Your task: Select from the data all lines with the word "this".

— BEGIN Excerpted records —

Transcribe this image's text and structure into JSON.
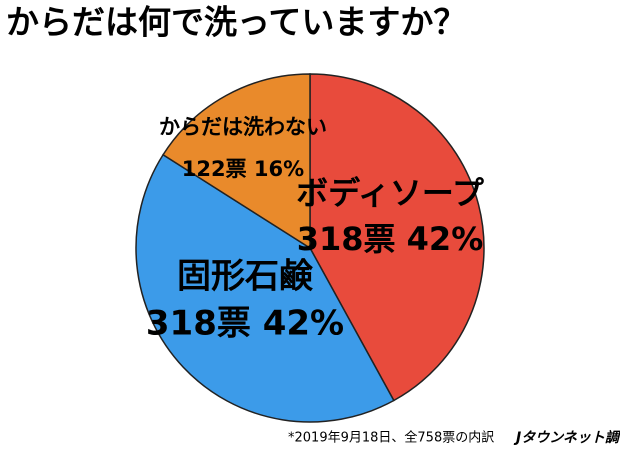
{
  "chart_data": {
    "type": "pie",
    "title": "からだは何で洗っていますか？",
    "categories": [
      "ボディソープ",
      "固形石鹸",
      "からだは洗わない"
    ],
    "values": [
      42,
      42,
      16
    ],
    "value_labels": [
      "318票 42%",
      "318票 42%",
      "122票 16%"
    ],
    "colors": [
      "#e84b3c",
      "#3c9be9",
      "#e98a2b"
    ],
    "footnote": "*2019年9月18日、全758票の内訳",
    "source": "Jタウンネット調べ"
  }
}
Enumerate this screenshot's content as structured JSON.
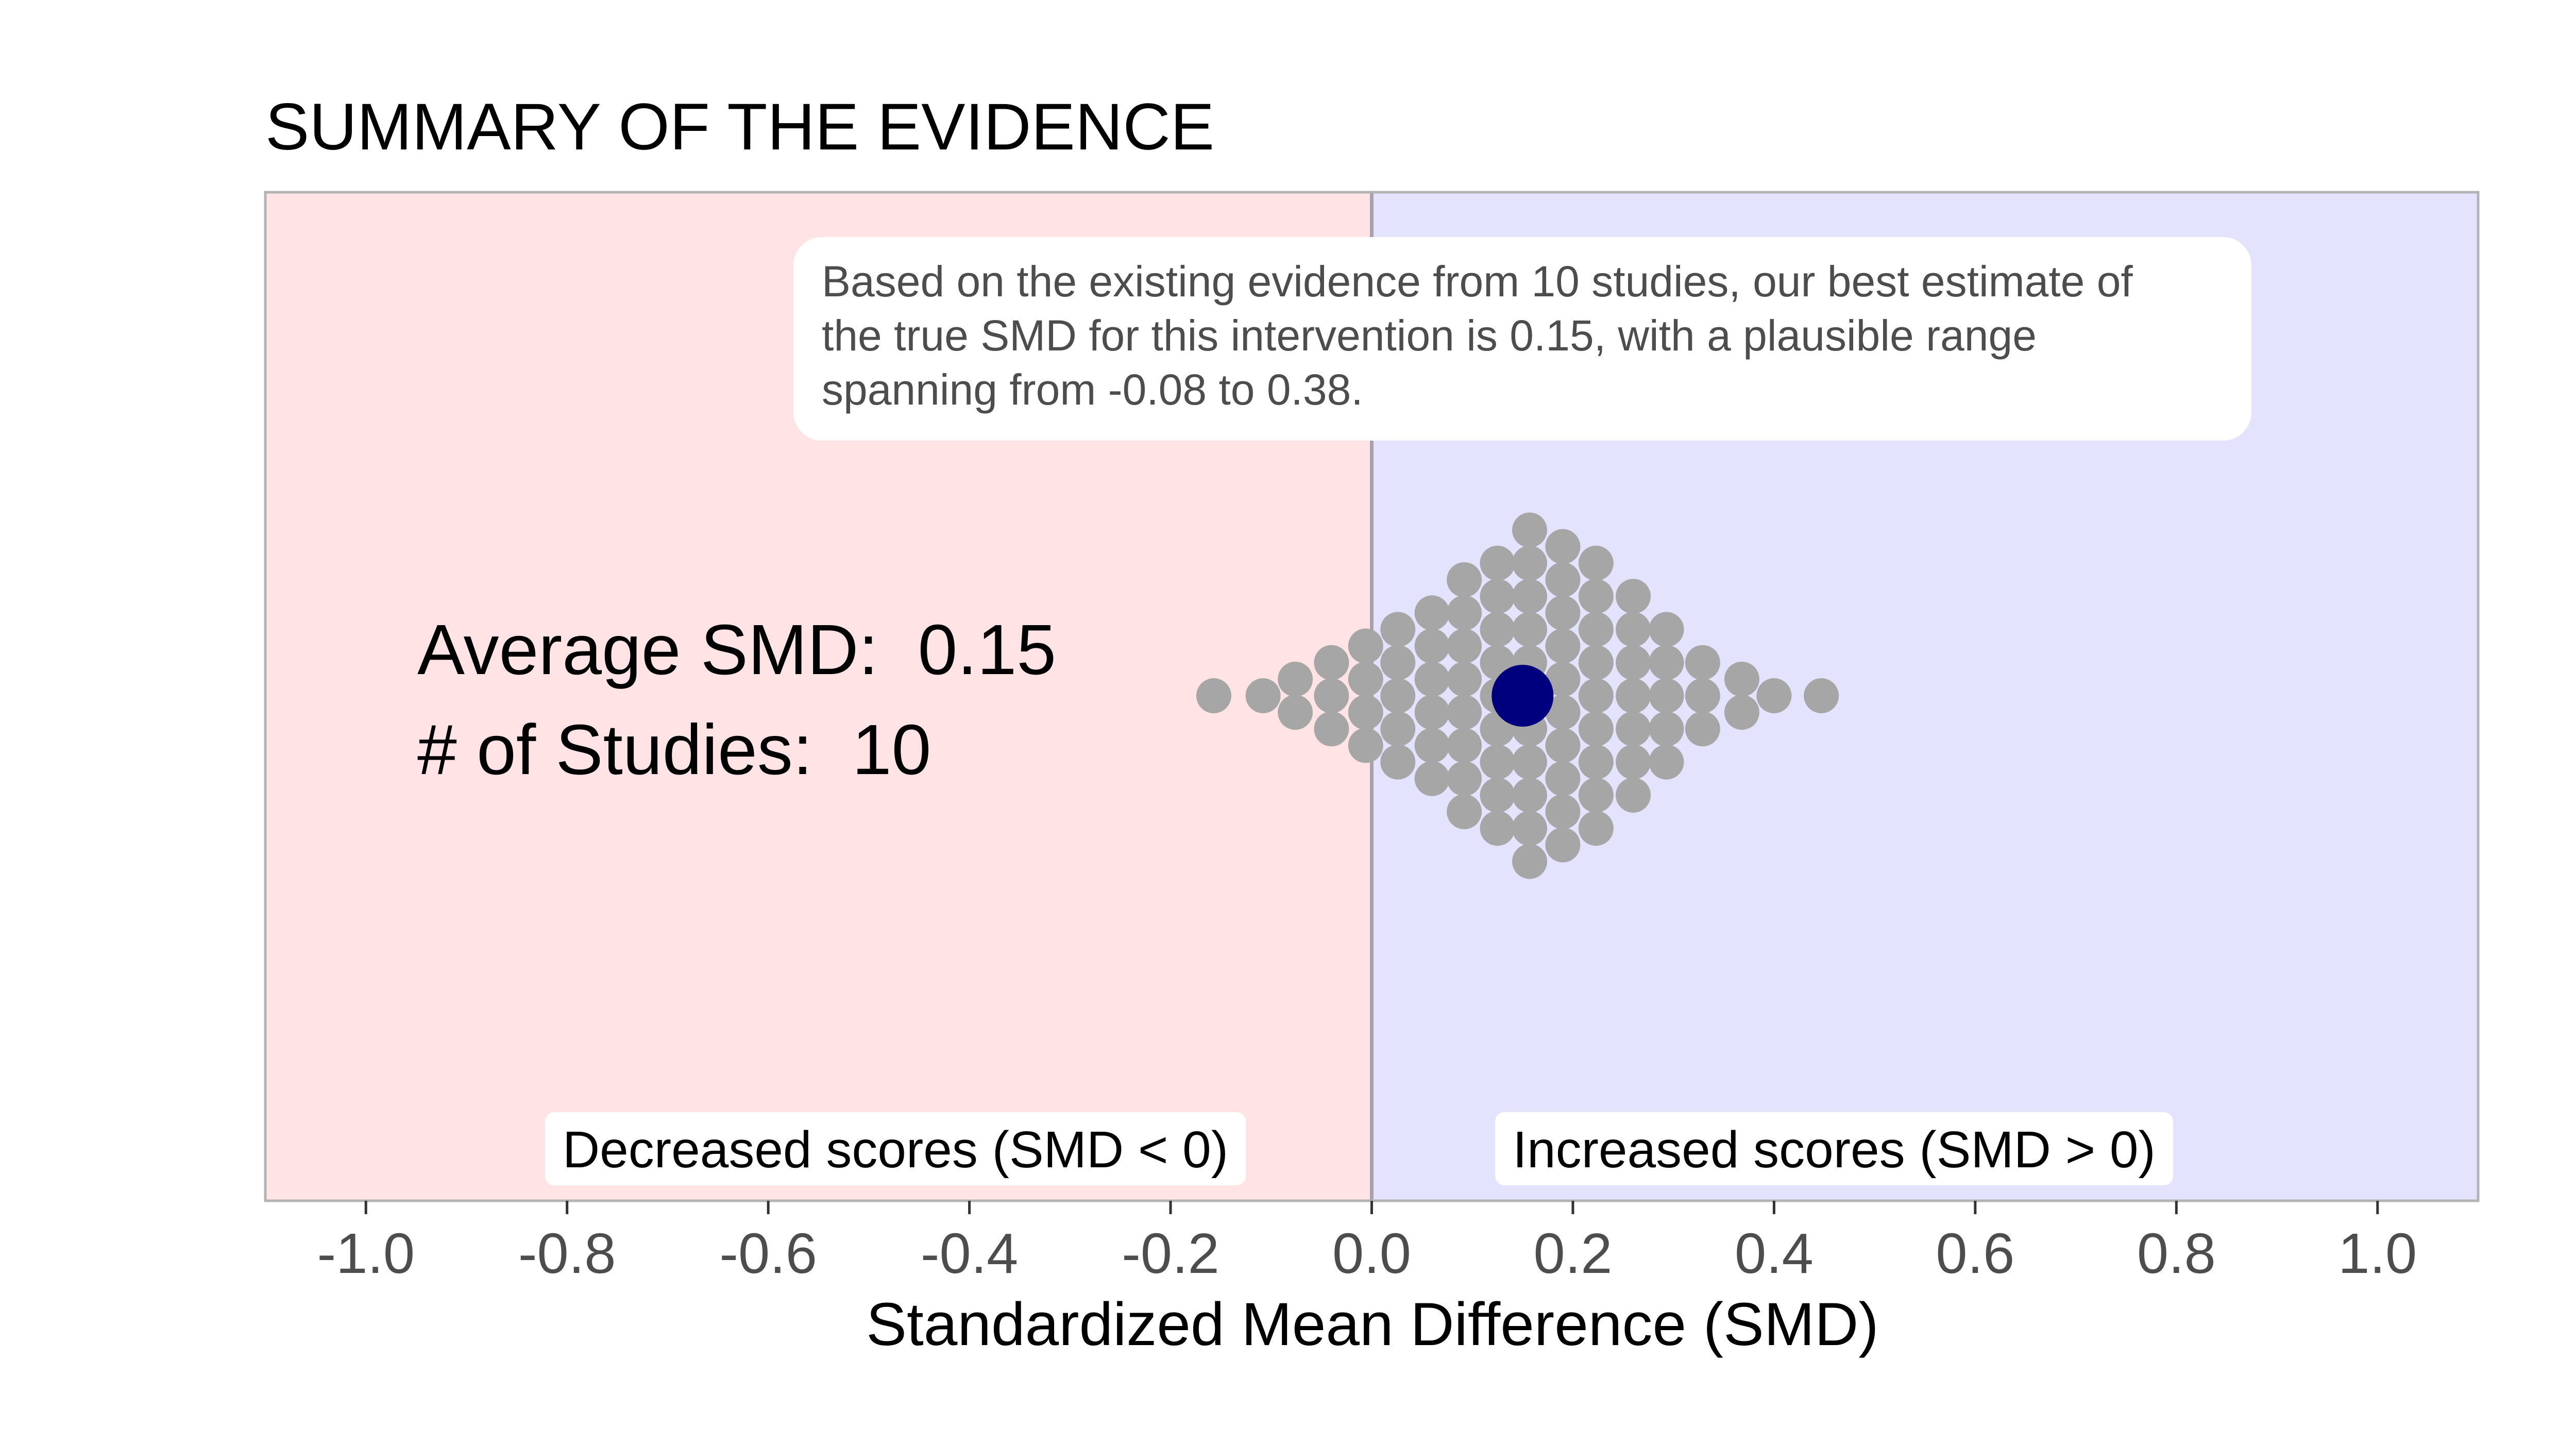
{
  "chart_data": {
    "type": "scatter",
    "title": "SUMMARY OF THE EVIDENCE",
    "xlabel": "Standardized Mean Difference (SMD)",
    "ylabel": "",
    "xlim": [
      -1.1,
      1.1
    ],
    "x_ticks": [
      -1.0,
      -0.8,
      -0.6,
      -0.4,
      -0.2,
      0.0,
      0.2,
      0.4,
      0.6,
      0.8,
      1.0
    ],
    "x_tick_labels": [
      "-1.0",
      "-0.8",
      "-0.6",
      "-0.4",
      "-0.2",
      "0.0",
      "0.2",
      "0.4",
      "0.6",
      "0.8",
      "1.0"
    ],
    "grid": false,
    "reference_line_x": 0.0,
    "regions": [
      {
        "name": "decreased",
        "from": -1.1,
        "to": 0.0,
        "color": "#ffe3e5",
        "label": "Decreased scores (SMD < 0)"
      },
      {
        "name": "increased",
        "from": 0.0,
        "to": 1.1,
        "color": "#e3e3fe",
        "label": "Increased scores (SMD > 0)"
      }
    ],
    "callout": {
      "lines": [
        "Based on the existing evidence from 10 studies, our best estimate of",
        "the true SMD for this intervention is 0.15, with a plausible range",
        "spanning from -0.08 to 0.38."
      ]
    },
    "stats": {
      "average_label": "Average SMD:  0.15",
      "studies_label": "# of Studies:  10"
    },
    "estimate": {
      "x": 0.15,
      "color": "#00007f"
    },
    "dot_color": "#a6a6a6",
    "dots": {
      "columns": [
        {
          "x": -0.157,
          "count": 1
        },
        {
          "x": -0.108,
          "count": 1
        },
        {
          "x": -0.076,
          "count": 2
        },
        {
          "x": -0.04,
          "count": 3
        },
        {
          "x": -0.006,
          "count": 4
        },
        {
          "x": 0.026,
          "count": 5
        },
        {
          "x": 0.06,
          "count": 6
        },
        {
          "x": 0.092,
          "count": 8
        },
        {
          "x": 0.125,
          "count": 9
        },
        {
          "x": 0.157,
          "count": 11
        },
        {
          "x": 0.19,
          "count": 10
        },
        {
          "x": 0.223,
          "count": 9
        },
        {
          "x": 0.26,
          "count": 7
        },
        {
          "x": 0.293,
          "count": 5
        },
        {
          "x": 0.329,
          "count": 3
        },
        {
          "x": 0.368,
          "count": 2
        },
        {
          "x": 0.4,
          "count": 1
        },
        {
          "x": 0.447,
          "count": 1
        }
      ]
    }
  }
}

— END Excerpted records —

Solution:
Transcribe this image's text and structure into JSON.
Enumerate this screenshot's content as structured JSON.
        "the true SMD for this intervention is 0.15, with a plausible range",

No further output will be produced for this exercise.